Your instructions ::
Reproduce the full listing below unchanged, apart from the pictures.

Material for this task ::
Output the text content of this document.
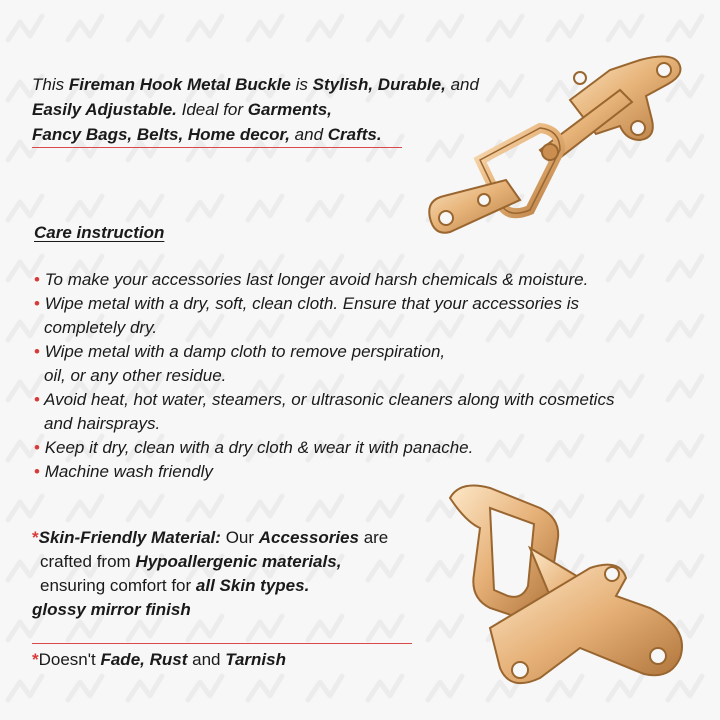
This Fireman Hook Metal Buckle is Stylish, Durable, and
Easily Adjustable. Ideal for Garments,
Fancy Bags, Belts, Home decor, and Crafts.
Care instruction
• To make your accessories last longer avoid harsh chemicals & moisture.
• Wipe metal with a dry, soft, clean cloth. Ensure that your accessories is
completely dry.
• Wipe metal with a damp cloth to remove perspiration,
oil, or any other residue.
• Avoid heat, hot water, steamers, or ultrasonic cleaners along with cosmetics
and hairsprays.
• Keep it dry, clean with a dry cloth & wear it with panache.
• Machine wash friendly
*Skin-Friendly Material: Our Accessories are
crafted from Hypoallergenic materials,
ensuring comfort for all Skin types.
glossy mirror finish
*Doesn't Fade, Rust and Tarnish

Finished answer ::
Output the text content of this document.
This Fireman Hook Metal Buckle is Stylish, Durable, and
Easily Adjustable. Ideal for Garments,
Fancy Bags, Belts, Home decor, and Crafts.
Care instruction
• To make your accessories last longer avoid harsh chemicals & moisture.
• Wipe metal with a dry, soft, clean cloth. Ensure that your accessories is
completely dry.
• Wipe metal with a damp cloth to remove perspiration,
oil, or any other residue.
• Avoid heat, hot water, steamers, or ultrasonic cleaners along with cosmetics
and hairsprays.
• Keep it dry, clean with a dry cloth & wear it with panache.
• Machine wash friendly
*Skin-Friendly Material: Our Accessories are
crafted from Hypoallergenic materials,
ensuring comfort for all Skin types.
glossy mirror finish
*Doesn't Fade, Rust and Tarnish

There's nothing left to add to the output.